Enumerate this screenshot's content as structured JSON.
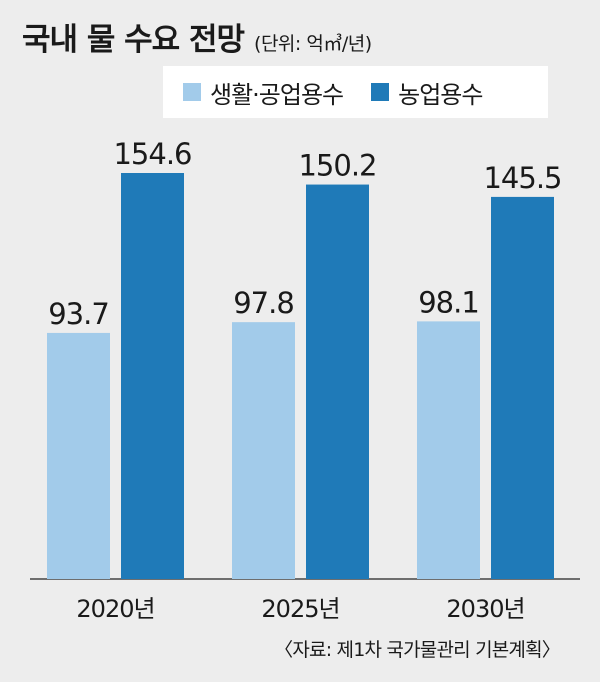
{
  "header": {
    "title": "국내 물 수요 전망",
    "unit": "(단위: 억㎥/년)"
  },
  "legend": [
    {
      "label": "생활·공업용수",
      "color": "#a2cbea"
    },
    {
      "label": "농업용수",
      "color": "#1f7ab8"
    }
  ],
  "chart_data": {
    "type": "bar",
    "categories": [
      "2020년",
      "2025년",
      "2030년"
    ],
    "series": [
      {
        "name": "생활·공업용수",
        "values": [
          93.7,
          97.8,
          98.1
        ],
        "labels": [
          "93.7",
          "97.8",
          "98.1"
        ],
        "color": "#a2cbea"
      },
      {
        "name": "농업용수",
        "values": [
          154.6,
          150.2,
          145.5
        ],
        "labels": [
          "154.6",
          "150.2",
          "145.5"
        ],
        "color": "#1f7ab8"
      }
    ],
    "ylim": [
      0,
      154.6
    ],
    "grid": false,
    "legend_position": "top-right"
  },
  "source": "〈자료: 제1차 국가물관리 기본계획〉"
}
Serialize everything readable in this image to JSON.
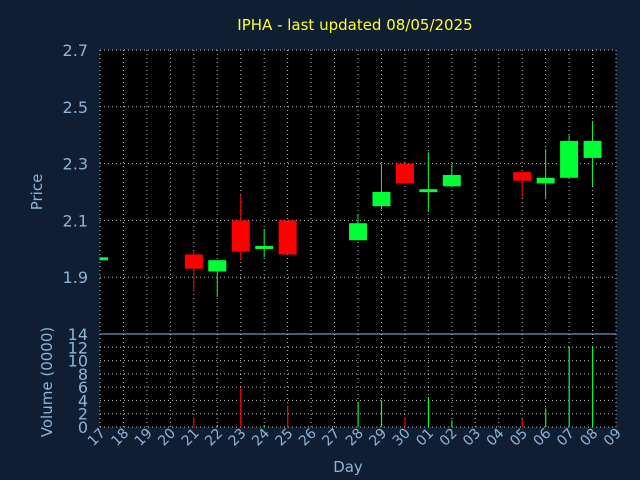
{
  "chart_data": {
    "type": "candlestick",
    "title": "IPHA - last updated 08/05/2025",
    "xlabel": "Day",
    "ylabel": "Price",
    "ylabel2": "Volume (0000)",
    "price_ticks": [
      "2.7",
      "2.5",
      "2.3",
      "2.1",
      "1.9"
    ],
    "price_range": [
      1.7,
      2.7
    ],
    "volume_ticks": [
      "14",
      "12",
      "10",
      "8",
      "6",
      "4",
      "2",
      "0"
    ],
    "volume_range": [
      0,
      14
    ],
    "grid": true,
    "days": [
      "17",
      "18",
      "19",
      "20",
      "21",
      "22",
      "23",
      "24",
      "25",
      "26",
      "27",
      "28",
      "29",
      "30",
      "01",
      "02",
      "03",
      "04",
      "05",
      "06",
      "07",
      "08",
      "09"
    ],
    "candles": [
      {
        "day": "17",
        "open": 1.96,
        "close": 1.97,
        "high": 1.97,
        "low": 1.96,
        "volume": 0.0
      },
      {
        "day": "21",
        "open": 1.98,
        "close": 1.93,
        "high": 1.99,
        "low": 1.85,
        "volume": 1.3
      },
      {
        "day": "22",
        "open": 1.92,
        "close": 1.96,
        "high": 1.96,
        "low": 1.83,
        "volume": 0.3
      },
      {
        "day": "23",
        "open": 2.1,
        "close": 1.99,
        "high": 2.19,
        "low": 1.96,
        "volume": 6.0
      },
      {
        "day": "24",
        "open": 2.0,
        "close": 2.01,
        "high": 2.07,
        "low": 1.97,
        "volume": 0.3
      },
      {
        "day": "25",
        "open": 2.1,
        "close": 1.98,
        "high": 2.1,
        "low": 1.98,
        "volume": 3.2
      },
      {
        "day": "28",
        "open": 2.03,
        "close": 2.09,
        "high": 2.12,
        "low": 2.03,
        "volume": 3.8
      },
      {
        "day": "29",
        "open": 2.15,
        "close": 2.2,
        "high": 2.3,
        "low": 2.14,
        "volume": 4.0
      },
      {
        "day": "30",
        "open": 2.3,
        "close": 2.23,
        "high": 2.3,
        "low": 2.23,
        "volume": 1.5
      },
      {
        "day": "01",
        "open": 2.21,
        "close": 2.21,
        "high": 2.34,
        "low": 2.13,
        "volume": 4.5
      },
      {
        "day": "02",
        "open": 2.22,
        "close": 2.26,
        "high": 2.3,
        "low": 2.22,
        "volume": 1.0
      },
      {
        "day": "05",
        "open": 2.27,
        "close": 2.24,
        "high": 2.27,
        "low": 2.18,
        "volume": 1.2
      },
      {
        "day": "06",
        "open": 2.23,
        "close": 2.25,
        "high": 2.35,
        "low": 2.18,
        "volume": 2.8
      },
      {
        "day": "07",
        "open": 2.25,
        "close": 2.38,
        "high": 2.4,
        "low": 2.25,
        "volume": 12.2
      },
      {
        "day": "08",
        "open": 2.32,
        "close": 2.38,
        "high": 2.45,
        "low": 2.22,
        "volume": 12.2
      }
    ],
    "colors": {
      "up": "#00ff33",
      "down": "#ff0000",
      "grid": "#ffffff",
      "text": "#8fb4d6",
      "title": "#ffff33",
      "background": "#0f1e33",
      "plot": "#000000"
    }
  }
}
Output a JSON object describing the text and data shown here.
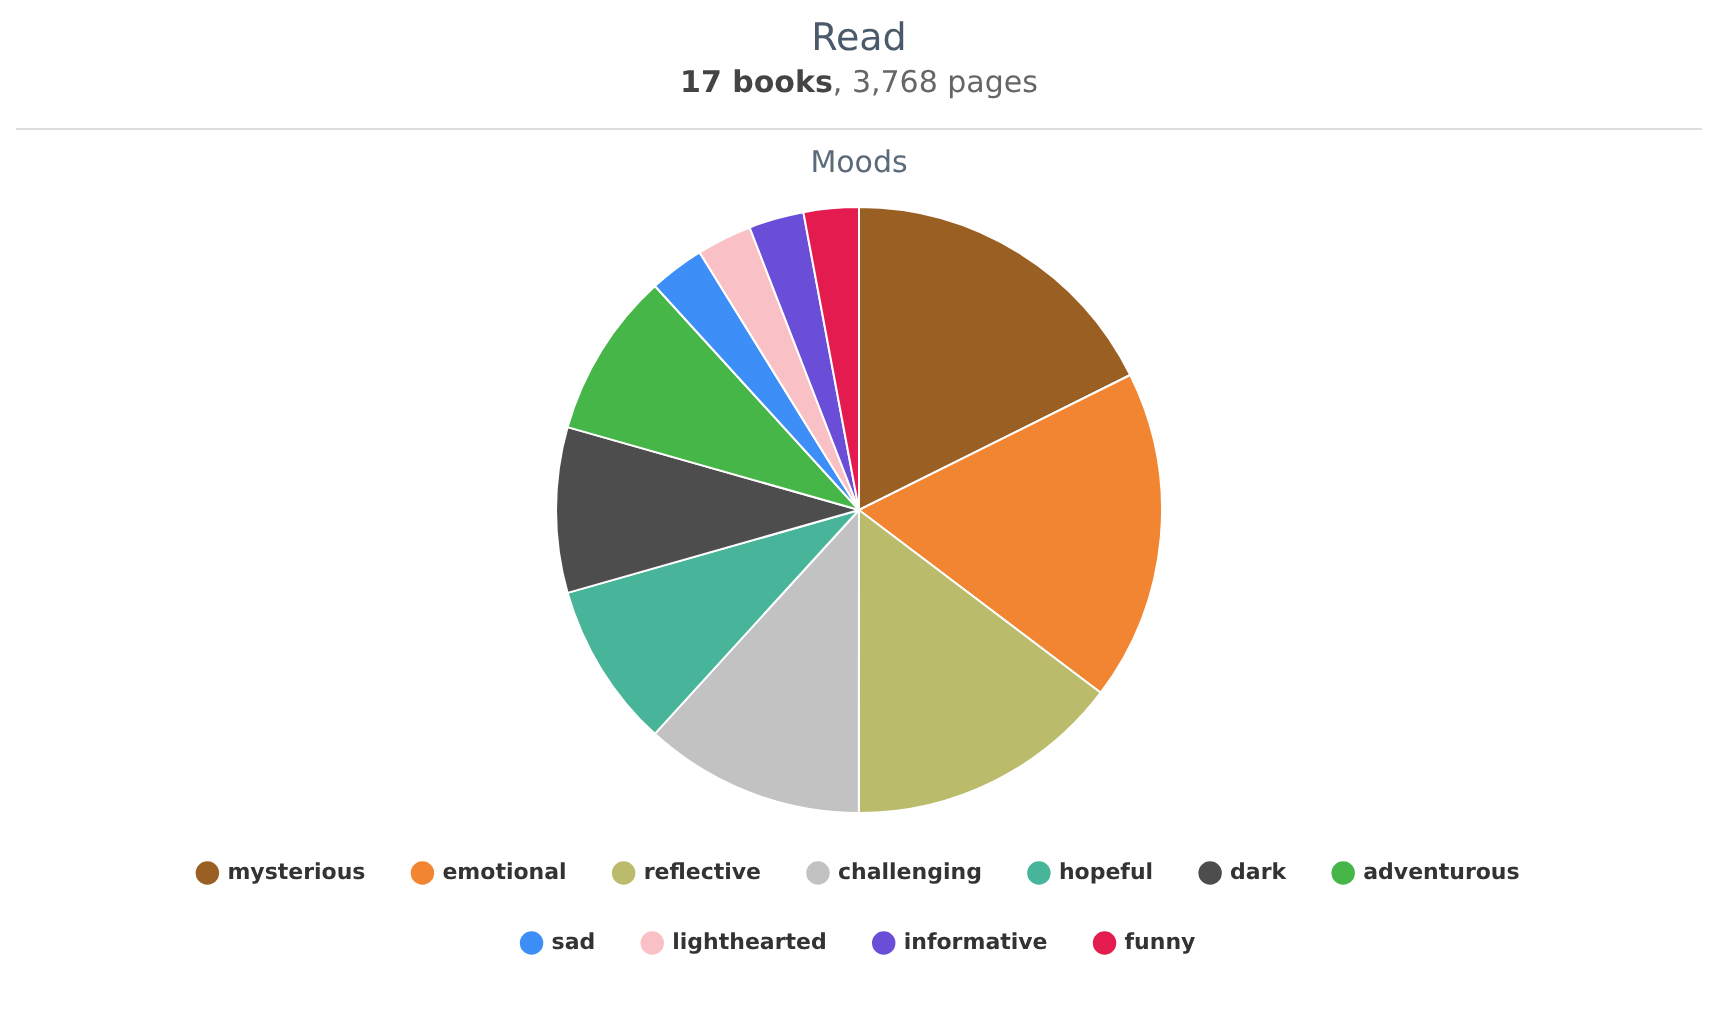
{
  "chart_data": {
    "type": "pie",
    "title": "Read",
    "subtitle": "17 books, 3,768 pages",
    "annotations": [
      "Moods"
    ],
    "categories": [
      "mysterious",
      "emotional",
      "reflective",
      "challenging",
      "hopeful",
      "dark",
      "adventurous",
      "sad",
      "lighthearted",
      "informative",
      "funny"
    ],
    "values": [
      17.65,
      17.65,
      14.71,
      11.76,
      8.82,
      8.82,
      8.83,
      2.94,
      2.94,
      2.94,
      2.94
    ],
    "colors": [
      "#9a5f22",
      "#f28532",
      "#bbbb6c",
      "#c2c2c2",
      "#48b59b",
      "#4d4d4d",
      "#46b648",
      "#3e8ef7",
      "#f9c1c5",
      "#6b4ed8",
      "#e31b4f"
    ],
    "legend": "bottom"
  }
}
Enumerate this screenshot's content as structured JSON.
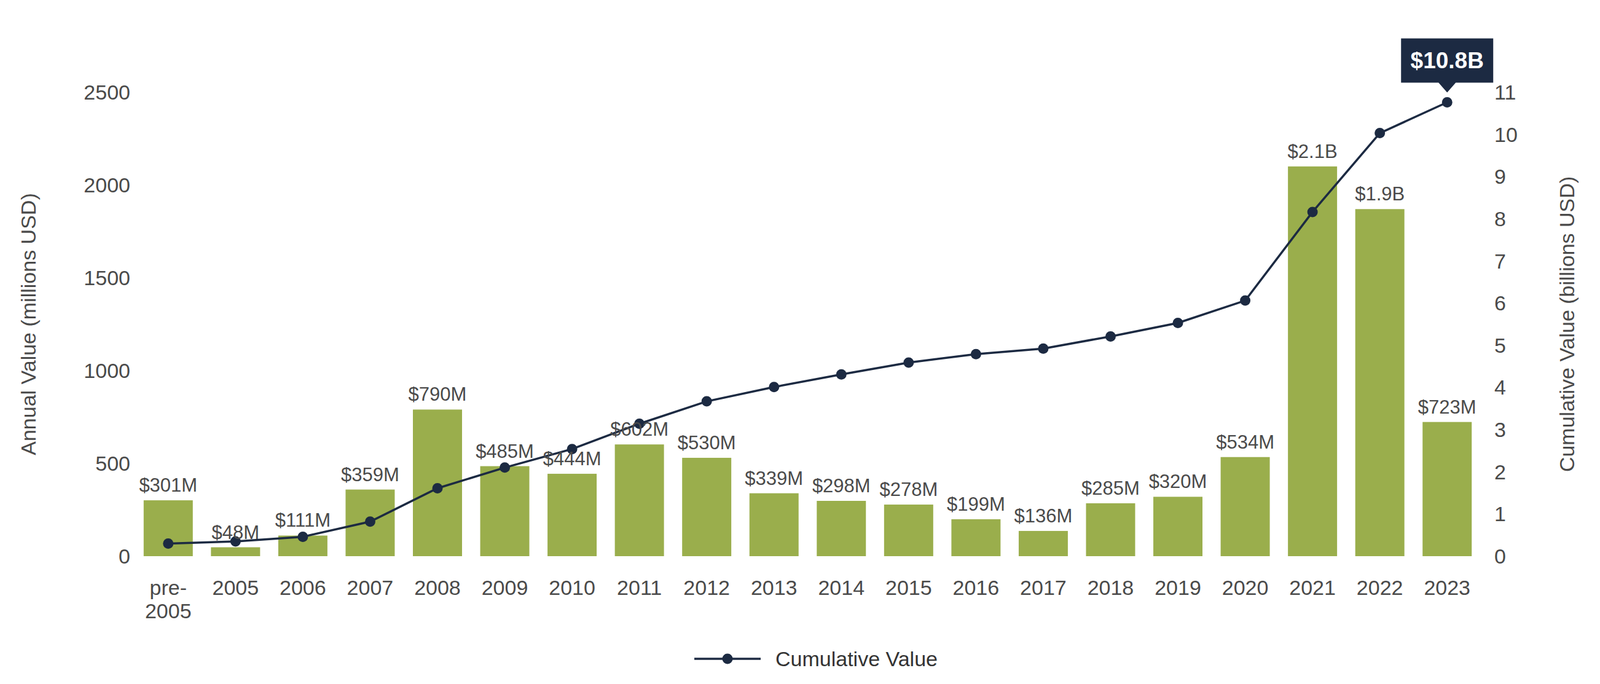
{
  "chart_data": {
    "type": "bar",
    "categories": [
      "pre-2005",
      "2005",
      "2006",
      "2007",
      "2008",
      "2009",
      "2010",
      "2011",
      "2012",
      "2013",
      "2014",
      "2015",
      "2016",
      "2017",
      "2018",
      "2019",
      "2020",
      "2021",
      "2022",
      "2023"
    ],
    "y_label": "Annual Value (millions USD)",
    "y2_label": "Cumulative Value (billions USD)",
    "ylim": [
      0,
      2500
    ],
    "yticks": [
      0,
      500,
      1000,
      1500,
      2000,
      2500
    ],
    "y2lim": [
      0,
      11
    ],
    "y2ticks": [
      0,
      1,
      2,
      3,
      4,
      5,
      6,
      7,
      8,
      9,
      10,
      11
    ],
    "grid": false,
    "legend": "bottom",
    "series": [
      {
        "type": "bar",
        "color": "#9aae4c",
        "data_labels": true,
        "values": [
          301,
          48,
          111,
          359,
          790,
          485,
          444,
          602,
          530,
          339,
          298,
          278,
          199,
          136,
          285,
          320,
          534,
          2100,
          1870,
          723
        ],
        "value_labels": [
          "$301M",
          "$48M",
          "$111M",
          "$359M",
          "$790M",
          "$485M",
          "$444M",
          "$602M",
          "$530M",
          "$339M",
          "$298M",
          "$278M",
          "$199M",
          "$136M",
          "$285M",
          "$320M",
          "$534M",
          "$2.1B",
          "$1.9B",
          "$723M"
        ]
      },
      {
        "name": "Cumulative Value",
        "type": "line",
        "axis": "y2",
        "color": "#1c2a42",
        "marker": "circle",
        "line_style": "solid",
        "values": [
          0.3,
          0.35,
          0.46,
          0.82,
          1.61,
          2.1,
          2.54,
          3.14,
          3.67,
          4.01,
          4.31,
          4.59,
          4.79,
          4.92,
          5.21,
          5.53,
          6.06,
          8.16,
          10.03,
          10.76
        ],
        "value_labels": [
          null,
          null,
          null,
          null,
          null,
          null,
          null,
          null,
          null,
          null,
          null,
          null,
          null,
          null,
          null,
          null,
          null,
          null,
          null,
          "$10.8B"
        ]
      }
    ]
  }
}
____
_The request_: Find the string "Cumulative" in the entries above and return each line that holds it.

_Worked answer_:
    "y2_label": "Cumulative Value (billions USD)",
        "name": "Cumulative Value",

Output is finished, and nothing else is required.